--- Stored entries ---
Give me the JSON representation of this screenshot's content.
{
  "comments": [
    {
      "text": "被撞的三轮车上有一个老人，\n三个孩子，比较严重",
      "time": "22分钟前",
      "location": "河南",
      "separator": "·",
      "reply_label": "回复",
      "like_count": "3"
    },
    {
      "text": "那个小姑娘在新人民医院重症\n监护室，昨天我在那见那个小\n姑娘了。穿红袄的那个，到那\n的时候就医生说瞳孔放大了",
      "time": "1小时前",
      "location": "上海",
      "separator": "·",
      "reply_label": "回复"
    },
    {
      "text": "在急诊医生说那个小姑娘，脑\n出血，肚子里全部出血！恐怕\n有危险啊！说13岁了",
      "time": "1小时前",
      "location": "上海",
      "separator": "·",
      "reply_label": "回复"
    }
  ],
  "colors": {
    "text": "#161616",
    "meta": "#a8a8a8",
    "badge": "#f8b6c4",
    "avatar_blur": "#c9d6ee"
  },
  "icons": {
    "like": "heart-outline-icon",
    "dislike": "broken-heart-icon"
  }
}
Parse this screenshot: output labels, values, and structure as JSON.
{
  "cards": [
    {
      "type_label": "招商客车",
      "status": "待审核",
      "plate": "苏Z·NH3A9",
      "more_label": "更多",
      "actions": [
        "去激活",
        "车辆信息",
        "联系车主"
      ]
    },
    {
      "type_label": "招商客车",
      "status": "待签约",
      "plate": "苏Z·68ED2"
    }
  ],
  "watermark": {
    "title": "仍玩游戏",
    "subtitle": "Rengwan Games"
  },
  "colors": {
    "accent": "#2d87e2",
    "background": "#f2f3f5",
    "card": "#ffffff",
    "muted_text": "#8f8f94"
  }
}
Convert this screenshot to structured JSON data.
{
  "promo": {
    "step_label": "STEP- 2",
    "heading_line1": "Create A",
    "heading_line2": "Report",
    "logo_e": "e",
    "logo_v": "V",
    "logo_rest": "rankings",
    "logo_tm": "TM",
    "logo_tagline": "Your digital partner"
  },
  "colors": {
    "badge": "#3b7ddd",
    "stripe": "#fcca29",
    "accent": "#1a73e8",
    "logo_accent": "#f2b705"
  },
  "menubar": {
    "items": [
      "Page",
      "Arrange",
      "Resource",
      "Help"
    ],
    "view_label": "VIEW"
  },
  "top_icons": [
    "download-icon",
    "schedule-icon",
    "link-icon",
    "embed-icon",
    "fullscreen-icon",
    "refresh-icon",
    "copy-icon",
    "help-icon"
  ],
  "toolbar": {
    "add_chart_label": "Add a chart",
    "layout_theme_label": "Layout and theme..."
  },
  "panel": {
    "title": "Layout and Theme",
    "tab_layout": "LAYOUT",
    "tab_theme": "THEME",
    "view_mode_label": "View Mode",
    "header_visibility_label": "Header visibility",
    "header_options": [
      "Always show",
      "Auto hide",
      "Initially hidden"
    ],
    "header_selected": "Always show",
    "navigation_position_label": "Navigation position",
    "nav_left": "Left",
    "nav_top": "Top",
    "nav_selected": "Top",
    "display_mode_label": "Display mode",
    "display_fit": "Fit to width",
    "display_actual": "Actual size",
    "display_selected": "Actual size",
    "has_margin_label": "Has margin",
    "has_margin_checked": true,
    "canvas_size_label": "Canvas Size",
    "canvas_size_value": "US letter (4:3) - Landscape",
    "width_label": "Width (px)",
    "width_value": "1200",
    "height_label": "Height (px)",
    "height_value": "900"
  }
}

--- Requirements ---
Copy every line of the material, please, keeping it exactly the same.

--- Complete response ---
Give me the JSON representation of this screenshot's content.
{
  "comments": [
    {
      "text": "被撞的三轮车上有一个老人，\n三个孩子，比较严重",
      "time": "22分钟前",
      "location": "河南",
      "separator": "·",
      "reply_label": "回复",
      "like_count": "3"
    },
    {
      "text": "那个小姑娘在新人民医院重症\n监护室，昨天我在那见那个小\n姑娘了。穿红袄的那个，到那\n的时候就医生说瞳孔放大了",
      "time": "1小时前",
      "location": "上海",
      "separator": "·",
      "reply_label": "回复"
    },
    {
      "text": "在急诊医生说那个小姑娘，脑\n出血，肚子里全部出血！恐怕\n有危险啊！说13岁了",
      "time": "1小时前",
      "location": "上海",
      "separator": "·",
      "reply_label": "回复"
    }
  ],
  "colors": {
    "text": "#161616",
    "meta": "#a8a8a8",
    "badge": "#f8b6c4",
    "avatar_blur": "#c9d6ee"
  },
  "icons": {
    "like": "heart-outline-icon",
    "dislike": "broken-heart-icon"
  }
}
Parse this screenshot: output labels, values, and structure as JSON.
{
  "cards": [
    {
      "type_label": "招商客车",
      "status": "待审核",
      "plate": "苏Z·NH3A9",
      "more_label": "更多",
      "actions": [
        "去激活",
        "车辆信息",
        "联系车主"
      ]
    },
    {
      "type_label": "招商客车",
      "status": "待签约",
      "plate": "苏Z·68ED2"
    }
  ],
  "watermark": {
    "title": "仍玩游戏",
    "subtitle": "Rengwan Games"
  },
  "colors": {
    "accent": "#2d87e2",
    "background": "#f2f3f5",
    "card": "#ffffff",
    "muted_text": "#8f8f94"
  }
}
Convert this screenshot to structured JSON data.
{
  "promo": {
    "step_label": "STEP- 2",
    "heading_line1": "Create A",
    "heading_line2": "Report",
    "logo_e": "e",
    "logo_v": "V",
    "logo_rest": "rankings",
    "logo_tm": "TM",
    "logo_tagline": "Your digital partner"
  },
  "colors": {
    "badge": "#3b7ddd",
    "stripe": "#fcca29",
    "accent": "#1a73e8",
    "logo_accent": "#f2b705"
  },
  "menubar": {
    "items": [
      "Page",
      "Arrange",
      "Resource",
      "Help"
    ],
    "view_label": "VIEW"
  },
  "top_icons": [
    "download-icon",
    "schedule-icon",
    "link-icon",
    "embed-icon",
    "fullscreen-icon",
    "refresh-icon",
    "copy-icon",
    "help-icon"
  ],
  "toolbar": {
    "add_chart_label": "Add a chart",
    "layout_theme_label": "Layout and theme..."
  },
  "panel": {
    "title": "Layout and Theme",
    "tab_layout": "LAYOUT",
    "tab_theme": "THEME",
    "view_mode_label": "View Mode",
    "header_visibility_label": "Header visibility",
    "header_options": [
      "Always show",
      "Auto hide",
      "Initially hidden"
    ],
    "header_selected": "Always show",
    "navigation_position_label": "Navigation position",
    "nav_left": "Left",
    "nav_top": "Top",
    "nav_selected": "Top",
    "display_mode_label": "Display mode",
    "display_fit": "Fit to width",
    "display_actual": "Actual size",
    "display_selected": "Actual size",
    "has_margin_label": "Has margin",
    "has_margin_checked": true,
    "canvas_size_label": "Canvas Size",
    "canvas_size_value": "US letter (4:3) - Landscape",
    "width_label": "Width (px)",
    "width_value": "1200",
    "height_label": "Height (px)",
    "height_value": "900"
  }
}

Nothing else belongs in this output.